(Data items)
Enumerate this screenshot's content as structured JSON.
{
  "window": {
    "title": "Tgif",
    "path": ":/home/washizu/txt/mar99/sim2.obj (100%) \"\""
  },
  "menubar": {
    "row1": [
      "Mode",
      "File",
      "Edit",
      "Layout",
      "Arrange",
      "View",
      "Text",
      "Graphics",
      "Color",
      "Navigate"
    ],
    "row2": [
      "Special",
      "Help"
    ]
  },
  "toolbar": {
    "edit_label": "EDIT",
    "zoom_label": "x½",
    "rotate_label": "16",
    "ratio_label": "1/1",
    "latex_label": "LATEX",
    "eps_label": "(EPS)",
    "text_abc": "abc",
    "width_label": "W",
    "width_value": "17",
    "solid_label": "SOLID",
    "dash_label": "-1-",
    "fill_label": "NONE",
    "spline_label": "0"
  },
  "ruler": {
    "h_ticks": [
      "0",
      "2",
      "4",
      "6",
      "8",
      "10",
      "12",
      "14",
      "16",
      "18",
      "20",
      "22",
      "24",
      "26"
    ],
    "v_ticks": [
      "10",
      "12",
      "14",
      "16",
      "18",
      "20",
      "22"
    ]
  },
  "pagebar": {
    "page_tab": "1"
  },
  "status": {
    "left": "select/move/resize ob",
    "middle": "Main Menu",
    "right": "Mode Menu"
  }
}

#### EXERCISE DIRECTIONS:
Reproduce every line of the material above exactly.

#### ANSWER TO THIS TASK:
Enumerate this screenshot's content as structured JSON.
{
  "window": {
    "title": "Tgif",
    "path": ":/home/washizu/txt/mar99/sim2.obj (100%) \"\""
  },
  "menubar": {
    "row1": [
      "Mode",
      "File",
      "Edit",
      "Layout",
      "Arrange",
      "View",
      "Text",
      "Graphics",
      "Color",
      "Navigate"
    ],
    "row2": [
      "Special",
      "Help"
    ]
  },
  "toolbar": {
    "edit_label": "EDIT",
    "zoom_label": "x½",
    "rotate_label": "16",
    "ratio_label": "1/1",
    "latex_label": "LATEX",
    "eps_label": "(EPS)",
    "text_abc": "abc",
    "width_label": "W",
    "width_value": "17",
    "solid_label": "SOLID",
    "dash_label": "-1-",
    "fill_label": "NONE",
    "spline_label": "0"
  },
  "ruler": {
    "h_ticks": [
      "0",
      "2",
      "4",
      "6",
      "8",
      "10",
      "12",
      "14",
      "16",
      "18",
      "20",
      "22",
      "24",
      "26"
    ],
    "v_ticks": [
      "10",
      "12",
      "14",
      "16",
      "18",
      "20",
      "22"
    ]
  },
  "pagebar": {
    "page_tab": "1"
  },
  "status": {
    "left": "select/move/resize ob",
    "middle": "Main Menu",
    "right": "Mode Menu"
  }
}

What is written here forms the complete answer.